• **TASK BRIEF**: Rewrite everything from the start of the records down to the line containing "y-tick-label: 3 xyxy=(186,149,192,160)", with "bounding boxes" replaced by "bboxes" and nothing else changed.

• **Excerpt from a dataset**:
────
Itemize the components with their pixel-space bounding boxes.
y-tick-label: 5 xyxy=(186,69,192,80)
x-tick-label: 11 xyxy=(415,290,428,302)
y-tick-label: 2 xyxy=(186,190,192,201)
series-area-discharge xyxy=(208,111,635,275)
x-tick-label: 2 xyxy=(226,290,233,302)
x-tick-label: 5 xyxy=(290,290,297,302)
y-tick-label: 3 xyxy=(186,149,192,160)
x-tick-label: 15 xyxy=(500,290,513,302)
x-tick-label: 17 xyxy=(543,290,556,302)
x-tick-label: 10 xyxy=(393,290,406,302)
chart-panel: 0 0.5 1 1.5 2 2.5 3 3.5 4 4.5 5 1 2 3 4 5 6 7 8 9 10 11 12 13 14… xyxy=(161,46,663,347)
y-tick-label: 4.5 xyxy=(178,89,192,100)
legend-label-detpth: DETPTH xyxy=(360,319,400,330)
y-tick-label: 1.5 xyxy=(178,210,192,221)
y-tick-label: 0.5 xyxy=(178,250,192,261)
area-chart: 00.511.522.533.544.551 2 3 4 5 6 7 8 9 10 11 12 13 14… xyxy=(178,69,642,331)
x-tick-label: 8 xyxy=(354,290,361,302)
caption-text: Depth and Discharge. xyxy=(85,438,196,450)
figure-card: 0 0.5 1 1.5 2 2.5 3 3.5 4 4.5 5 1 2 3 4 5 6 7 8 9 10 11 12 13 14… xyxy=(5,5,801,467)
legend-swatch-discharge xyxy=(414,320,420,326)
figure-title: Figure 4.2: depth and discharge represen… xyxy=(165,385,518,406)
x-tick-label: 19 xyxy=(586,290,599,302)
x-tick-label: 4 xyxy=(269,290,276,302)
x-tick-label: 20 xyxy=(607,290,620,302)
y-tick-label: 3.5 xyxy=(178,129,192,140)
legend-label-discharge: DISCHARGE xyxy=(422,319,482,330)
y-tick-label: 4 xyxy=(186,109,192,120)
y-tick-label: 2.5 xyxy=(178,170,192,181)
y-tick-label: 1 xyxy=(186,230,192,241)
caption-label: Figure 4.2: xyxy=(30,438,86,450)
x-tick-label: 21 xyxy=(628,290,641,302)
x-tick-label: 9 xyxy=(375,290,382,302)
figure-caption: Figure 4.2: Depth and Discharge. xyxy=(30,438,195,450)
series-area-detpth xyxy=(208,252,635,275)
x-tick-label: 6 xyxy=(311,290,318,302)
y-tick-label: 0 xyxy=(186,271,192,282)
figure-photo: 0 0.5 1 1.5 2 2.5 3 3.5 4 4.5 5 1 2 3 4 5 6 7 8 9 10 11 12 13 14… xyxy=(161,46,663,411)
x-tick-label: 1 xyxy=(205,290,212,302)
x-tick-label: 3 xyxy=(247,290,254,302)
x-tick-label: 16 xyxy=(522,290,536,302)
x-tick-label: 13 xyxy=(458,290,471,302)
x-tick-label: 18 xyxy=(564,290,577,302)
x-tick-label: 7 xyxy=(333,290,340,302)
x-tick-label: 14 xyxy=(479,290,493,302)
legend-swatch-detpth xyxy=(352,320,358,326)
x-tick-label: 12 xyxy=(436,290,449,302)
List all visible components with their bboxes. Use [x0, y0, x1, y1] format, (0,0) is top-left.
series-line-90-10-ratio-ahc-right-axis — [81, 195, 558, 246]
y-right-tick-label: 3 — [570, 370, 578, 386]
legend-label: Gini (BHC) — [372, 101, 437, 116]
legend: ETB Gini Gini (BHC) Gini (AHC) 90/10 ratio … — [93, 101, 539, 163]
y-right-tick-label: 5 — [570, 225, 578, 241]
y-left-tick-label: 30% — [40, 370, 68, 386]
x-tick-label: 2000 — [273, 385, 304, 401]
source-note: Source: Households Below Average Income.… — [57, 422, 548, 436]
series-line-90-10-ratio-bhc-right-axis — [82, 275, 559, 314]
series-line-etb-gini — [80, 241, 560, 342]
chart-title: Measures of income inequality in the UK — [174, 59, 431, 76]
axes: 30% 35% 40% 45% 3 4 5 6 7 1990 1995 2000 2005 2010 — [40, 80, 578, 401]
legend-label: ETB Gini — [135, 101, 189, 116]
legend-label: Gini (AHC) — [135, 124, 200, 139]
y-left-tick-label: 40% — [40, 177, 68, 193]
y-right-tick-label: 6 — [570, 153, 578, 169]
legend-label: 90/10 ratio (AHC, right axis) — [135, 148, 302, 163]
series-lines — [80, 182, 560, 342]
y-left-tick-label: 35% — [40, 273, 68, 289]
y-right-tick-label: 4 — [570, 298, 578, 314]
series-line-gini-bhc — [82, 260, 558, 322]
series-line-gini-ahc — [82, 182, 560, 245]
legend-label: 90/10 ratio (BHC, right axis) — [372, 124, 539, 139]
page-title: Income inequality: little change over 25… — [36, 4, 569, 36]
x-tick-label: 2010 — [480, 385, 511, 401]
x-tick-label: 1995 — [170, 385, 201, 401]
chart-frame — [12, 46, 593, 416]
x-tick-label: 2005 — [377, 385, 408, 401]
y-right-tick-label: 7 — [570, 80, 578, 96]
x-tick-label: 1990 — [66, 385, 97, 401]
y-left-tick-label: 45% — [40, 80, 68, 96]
────
• **SOLUTION TO THIS PROBLEM**:
Itemize the components with their pixel-space bboxes.
y-tick-label: 5 xyxy=(186,69,192,80)
x-tick-label: 11 xyxy=(415,290,428,302)
y-tick-label: 2 xyxy=(186,190,192,201)
series-area-discharge xyxy=(208,111,635,275)
x-tick-label: 2 xyxy=(226,290,233,302)
x-tick-label: 5 xyxy=(290,290,297,302)
y-tick-label: 3 xyxy=(186,149,192,160)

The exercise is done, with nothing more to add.